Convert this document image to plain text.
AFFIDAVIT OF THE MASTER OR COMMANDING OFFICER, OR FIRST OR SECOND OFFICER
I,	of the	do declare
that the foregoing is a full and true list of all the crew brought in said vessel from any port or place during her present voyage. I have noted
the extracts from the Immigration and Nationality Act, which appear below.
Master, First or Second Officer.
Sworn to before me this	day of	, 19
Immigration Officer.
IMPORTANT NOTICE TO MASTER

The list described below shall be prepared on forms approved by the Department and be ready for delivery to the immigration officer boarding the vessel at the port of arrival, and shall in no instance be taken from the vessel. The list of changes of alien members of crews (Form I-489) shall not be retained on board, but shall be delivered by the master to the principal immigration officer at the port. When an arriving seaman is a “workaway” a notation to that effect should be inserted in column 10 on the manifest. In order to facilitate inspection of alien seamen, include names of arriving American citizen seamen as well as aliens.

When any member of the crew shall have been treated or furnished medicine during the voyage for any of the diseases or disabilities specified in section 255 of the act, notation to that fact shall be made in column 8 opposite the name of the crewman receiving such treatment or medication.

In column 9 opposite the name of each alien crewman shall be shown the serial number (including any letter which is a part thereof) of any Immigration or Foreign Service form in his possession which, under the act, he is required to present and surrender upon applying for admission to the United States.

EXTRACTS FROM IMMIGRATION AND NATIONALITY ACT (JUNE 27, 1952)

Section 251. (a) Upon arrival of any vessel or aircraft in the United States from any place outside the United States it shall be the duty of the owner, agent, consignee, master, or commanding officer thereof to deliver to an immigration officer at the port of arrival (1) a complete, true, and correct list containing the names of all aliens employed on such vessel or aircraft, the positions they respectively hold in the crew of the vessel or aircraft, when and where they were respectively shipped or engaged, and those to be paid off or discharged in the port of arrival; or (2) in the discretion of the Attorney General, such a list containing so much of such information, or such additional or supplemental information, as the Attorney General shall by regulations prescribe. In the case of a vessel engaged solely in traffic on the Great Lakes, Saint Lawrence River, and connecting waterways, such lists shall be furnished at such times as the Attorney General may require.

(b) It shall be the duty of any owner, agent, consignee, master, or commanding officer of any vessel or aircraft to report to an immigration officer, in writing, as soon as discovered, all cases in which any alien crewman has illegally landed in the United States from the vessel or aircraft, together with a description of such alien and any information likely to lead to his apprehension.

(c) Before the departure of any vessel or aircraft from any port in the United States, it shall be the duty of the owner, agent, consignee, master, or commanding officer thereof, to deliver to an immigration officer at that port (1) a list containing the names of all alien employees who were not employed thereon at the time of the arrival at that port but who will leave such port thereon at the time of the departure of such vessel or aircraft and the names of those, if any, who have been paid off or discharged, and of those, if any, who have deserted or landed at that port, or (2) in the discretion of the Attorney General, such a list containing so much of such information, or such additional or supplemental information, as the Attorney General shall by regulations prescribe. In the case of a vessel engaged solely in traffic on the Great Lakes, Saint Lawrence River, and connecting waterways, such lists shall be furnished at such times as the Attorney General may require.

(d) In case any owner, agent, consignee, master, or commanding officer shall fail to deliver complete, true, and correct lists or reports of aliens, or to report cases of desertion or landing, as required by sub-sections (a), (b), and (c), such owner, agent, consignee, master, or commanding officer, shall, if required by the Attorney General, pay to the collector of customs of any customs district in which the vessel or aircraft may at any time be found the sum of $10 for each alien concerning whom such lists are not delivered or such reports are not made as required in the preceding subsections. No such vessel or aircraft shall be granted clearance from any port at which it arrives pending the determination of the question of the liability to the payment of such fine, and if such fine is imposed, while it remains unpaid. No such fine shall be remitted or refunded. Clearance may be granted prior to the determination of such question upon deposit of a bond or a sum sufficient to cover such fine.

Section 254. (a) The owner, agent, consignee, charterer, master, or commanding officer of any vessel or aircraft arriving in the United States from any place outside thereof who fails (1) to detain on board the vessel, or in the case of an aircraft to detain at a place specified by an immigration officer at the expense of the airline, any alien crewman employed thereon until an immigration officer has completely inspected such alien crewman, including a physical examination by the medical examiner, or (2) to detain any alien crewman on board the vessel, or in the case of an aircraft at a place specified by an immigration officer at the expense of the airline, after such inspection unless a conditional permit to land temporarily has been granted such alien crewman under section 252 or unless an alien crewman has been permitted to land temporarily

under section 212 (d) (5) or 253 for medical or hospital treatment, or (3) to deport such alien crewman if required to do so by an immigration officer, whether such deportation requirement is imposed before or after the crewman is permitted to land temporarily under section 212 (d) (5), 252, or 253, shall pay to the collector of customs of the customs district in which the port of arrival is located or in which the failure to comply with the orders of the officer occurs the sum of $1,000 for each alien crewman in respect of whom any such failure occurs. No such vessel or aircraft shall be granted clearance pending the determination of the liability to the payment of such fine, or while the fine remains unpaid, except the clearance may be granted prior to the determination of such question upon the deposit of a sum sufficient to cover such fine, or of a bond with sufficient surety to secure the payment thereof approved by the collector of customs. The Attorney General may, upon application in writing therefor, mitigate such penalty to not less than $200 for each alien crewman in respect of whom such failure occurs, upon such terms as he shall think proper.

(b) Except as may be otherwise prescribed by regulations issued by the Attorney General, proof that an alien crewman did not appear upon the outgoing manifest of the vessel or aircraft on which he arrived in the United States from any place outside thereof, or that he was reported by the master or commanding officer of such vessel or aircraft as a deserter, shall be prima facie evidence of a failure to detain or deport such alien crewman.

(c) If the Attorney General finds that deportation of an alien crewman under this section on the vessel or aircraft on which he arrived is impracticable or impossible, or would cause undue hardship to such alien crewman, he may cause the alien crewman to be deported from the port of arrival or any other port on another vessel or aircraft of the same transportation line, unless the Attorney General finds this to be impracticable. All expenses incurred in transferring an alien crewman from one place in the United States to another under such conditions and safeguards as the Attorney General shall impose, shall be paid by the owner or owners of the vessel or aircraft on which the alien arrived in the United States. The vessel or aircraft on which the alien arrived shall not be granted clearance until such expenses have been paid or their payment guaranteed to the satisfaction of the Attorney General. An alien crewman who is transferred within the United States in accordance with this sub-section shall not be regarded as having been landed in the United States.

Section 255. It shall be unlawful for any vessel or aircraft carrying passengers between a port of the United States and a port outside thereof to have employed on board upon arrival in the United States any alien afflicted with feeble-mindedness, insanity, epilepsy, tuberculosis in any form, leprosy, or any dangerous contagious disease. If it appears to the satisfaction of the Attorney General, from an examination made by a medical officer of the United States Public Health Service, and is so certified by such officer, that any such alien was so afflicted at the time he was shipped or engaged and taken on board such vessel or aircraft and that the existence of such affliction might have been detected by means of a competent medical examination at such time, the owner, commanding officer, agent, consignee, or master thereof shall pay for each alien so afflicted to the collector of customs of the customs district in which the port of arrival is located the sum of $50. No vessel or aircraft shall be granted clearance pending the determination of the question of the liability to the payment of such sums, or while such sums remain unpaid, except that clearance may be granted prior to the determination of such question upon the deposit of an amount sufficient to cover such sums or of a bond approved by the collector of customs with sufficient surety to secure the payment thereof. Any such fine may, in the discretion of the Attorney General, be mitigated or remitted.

----------------------------------------

• **TASK OBJECTIVE**: Retype all the material above precisely, with no line left out.

• **OUTPUT FOR THIS TASK**:
Convert this document image to plain text.
AFFIDAVIT OF THE MASTER OR COMMANDING OFFICER, OR FIRST OR SECOND OFFICER
I,	of the	do declare
that the foregoing is a full and true list of all the crew brought in said vessel from any port or place during her present voyage. I have noted
the extracts from the Immigration and Nationality Act, which appear below.
Master, First or Second Officer.
Sworn to before me this	day of	, 19
Immigration Officer.
IMPORTANT NOTICE TO MASTER

The list described below shall be prepared on forms approved by the Department and be ready for delivery to the immigration officer boarding the vessel at the port of arrival, and shall in no instance be taken from the vessel. The list of changes of alien members of crews (Form I-489) shall not be retained on board, but shall be delivered by the master to the principal immigration officer at the port. When an arriving seaman is a “workaway” a notation to that effect should be inserted in column 10 on the manifest. In order to facilitate inspection of alien seamen, include names of arriving American citizen seamen as well as aliens.

When any member of the crew shall have been treated or furnished medicine during the voyage for any of the diseases or disabilities specified in section 255 of the act, notation to that fact shall be made in column 8 opposite the name of the crewman receiving such treatment or medication.

In column 9 opposite the name of each alien crewman shall be shown the serial number (including any letter which is a part thereof) of any Immigration or Foreign Service form in his possession which, under the act, he is required to present and surrender upon applying for admission to the United States.

EXTRACTS FROM IMMIGRATION AND NATIONALITY ACT (JUNE 27, 1952)

Section 251. (a) Upon arrival of any vessel or aircraft in the United States from any place outside the United States it shall be the duty of the owner, agent, consignee, master, or commanding officer thereof to deliver to an immigration officer at the port of arrival (1) a complete, true, and correct list containing the names of all aliens employed on such vessel or aircraft, the positions they respectively hold in the crew of the vessel or aircraft, when and where they were respectively shipped or engaged, and those to be paid off or discharged in the port of arrival; or (2) in the discretion of the Attorney General, such a list containing so much of such information, or such additional or supplemental information, as the Attorney General shall by regulations prescribe. In the case of a vessel engaged solely in traffic on the Great Lakes, Saint Lawrence River, and connecting waterways, such lists shall be furnished at such times as the Attorney General may require.

(b) It shall be the duty of any owner, agent, consignee, master, or commanding officer of any vessel or aircraft to report to an immigration officer, in writing, as soon as discovered, all cases in which any alien crewman has illegally landed in the United States from the vessel or aircraft, together with a description of such alien and any information likely to lead to his apprehension.

(c) Before the departure of any vessel or aircraft from any port in the United States, it shall be the duty of the owner, agent, consignee, master, or commanding officer thereof, to deliver to an immigration officer at that port (1) a list containing the names of all alien employees who were not employed thereon at the time of the arrival at that port but who will leave such port thereon at the time of the departure of such vessel or aircraft and the names of those, if any, who have been paid off or discharged, and of those, if any, who have deserted or landed at that port, or (2) in the discretion of the Attorney General, such a list containing so much of such information, or such additional or supplemental information, as the Attorney General shall by regulations prescribe. In the case of a vessel engaged solely in traffic on the Great Lakes, Saint Lawrence River, and connecting waterways, such lists shall be furnished at such times as the Attorney General may require.

(d) In case any owner, agent, consignee, master, or commanding officer shall fail to deliver complete, true, and correct lists or reports of aliens, or to report cases of desertion or landing, as required by sub-sections (a), (b), and (c), such owner, agent, consignee, master, or commanding officer, shall, if required by the Attorney General, pay to the collector of customs of any customs district in which the vessel or aircraft may at any time be found the sum of $10 for each alien concerning whom such lists are not delivered or such reports are not made as required in the preceding subsections. No such vessel or aircraft shall be granted clearance from any port at which it arrives pending the determination of the question of the liability to the payment of such fine, and if such fine is imposed, while it remains unpaid. No such fine shall be remitted or refunded. Clearance may be granted prior to the determination of such question upon deposit of a bond or a sum sufficient to cover such fine.

Section 254. (a) The owner, agent, consignee, charterer, master, or commanding officer of any vessel or aircraft arriving in the United States from any place outside thereof who fails (1) to detain on board the vessel, or in the case of an aircraft to detain at a place specified by an immigration officer at the expense of the airline, any alien crewman employed thereon until an immigration officer has completely inspected such alien crewman, including a physical examination by the medical examiner, or (2) to detain any alien crewman on board the vessel, or in the case of an aircraft at a place specified by an immigration officer at the expense of the airline, after such inspection unless a conditional permit to land temporarily has been granted such alien crewman under section 252 or unless an alien crewman has been permitted to land temporarily

under section 212 (d) (5) or 253 for medical or hospital treatment, or (3) to deport such alien crewman if required to do so by an immigration officer, whether such deportation requirement is imposed before or after the crewman is permitted to land temporarily under section 212 (d) (5), 252, or 253, shall pay to the collector of customs of the customs district in which the port of arrival is located or in which the failure to comply with the orders of the officer occurs the sum of $1,000 for each alien crewman in respect of whom any such failure occurs. No such vessel or aircraft shall be granted clearance pending the determination of the liability to the payment of such fine, or while the fine remains unpaid, except the clearance may be granted prior to the determination of such question upon the deposit of a sum sufficient to cover such fine, or of a bond with sufficient surety to secure the payment thereof approved by the collector of customs. The Attorney General may, upon application in writing therefor, mitigate such penalty to not less than $200 for each alien crewman in respect of whom such failure occurs, upon such terms as he shall think proper.

(b) Except as may be otherwise prescribed by regulations issued by the Attorney General, proof that an alien crewman did not appear upon the outgoing manifest of the vessel or aircraft on which he arrived in the United States from any place outside thereof, or that he was reported by the master or commanding officer of such vessel or aircraft as a deserter, shall be prima facie evidence of a failure to detain or deport such alien crewman.

(c) If the Attorney General finds that deportation of an alien crewman under this section on the vessel or aircraft on which he arrived is impracticable or impossible, or would cause undue hardship to such alien crewman, he may cause the alien crewman to be deported from the port of arrival or any other port on another vessel or aircraft of the same transportation line, unless the Attorney General finds this to be impracticable. All expenses incurred in transferring an alien crewman from one place in the United States to another under such conditions and safeguards as the Attorney General shall impose, shall be paid by the owner or owners of the vessel or aircraft on which the alien arrived in the United States. The vessel or aircraft on which the alien arrived shall not be granted clearance until such expenses have been paid or their payment guaranteed to the satisfaction of the Attorney General. An alien crewman who is transferred within the United States in accordance with this sub-section shall not be regarded as having been landed in the United States.

Section 255. It shall be unlawful for any vessel or aircraft carrying passengers between a port of the United States and a port outside thereof to have employed on board upon arrival in the United States any alien afflicted with feeble-mindedness, insanity, epilepsy, tuberculosis in any form, leprosy, or any dangerous contagious disease. If it appears to the satisfaction of the Attorney General, from an examination made by a medical officer of the United States Public Health Service, and is so certified by such officer, that any such alien was so afflicted at the time he was shipped or engaged and taken on board such vessel or aircraft and that the existence of such affliction might have been detected by means of a competent medical examination at such time, the owner, commanding officer, agent, consignee, or master thereof shall pay for each alien so afflicted to the collector of customs of the customs district in which the port of arrival is located the sum of $50. No vessel or aircraft shall be granted clearance pending the determination of the question of the liability to the payment of such sums, or while such sums remain unpaid, except that clearance may be granted prior to the determination of such question upon the deposit of an amount sufficient to cover such sums or of a bond approved by the collector of customs with sufficient surety to secure the payment thereof. Any such fine may, in the discretion of the Attorney General, be mitigated or remitted.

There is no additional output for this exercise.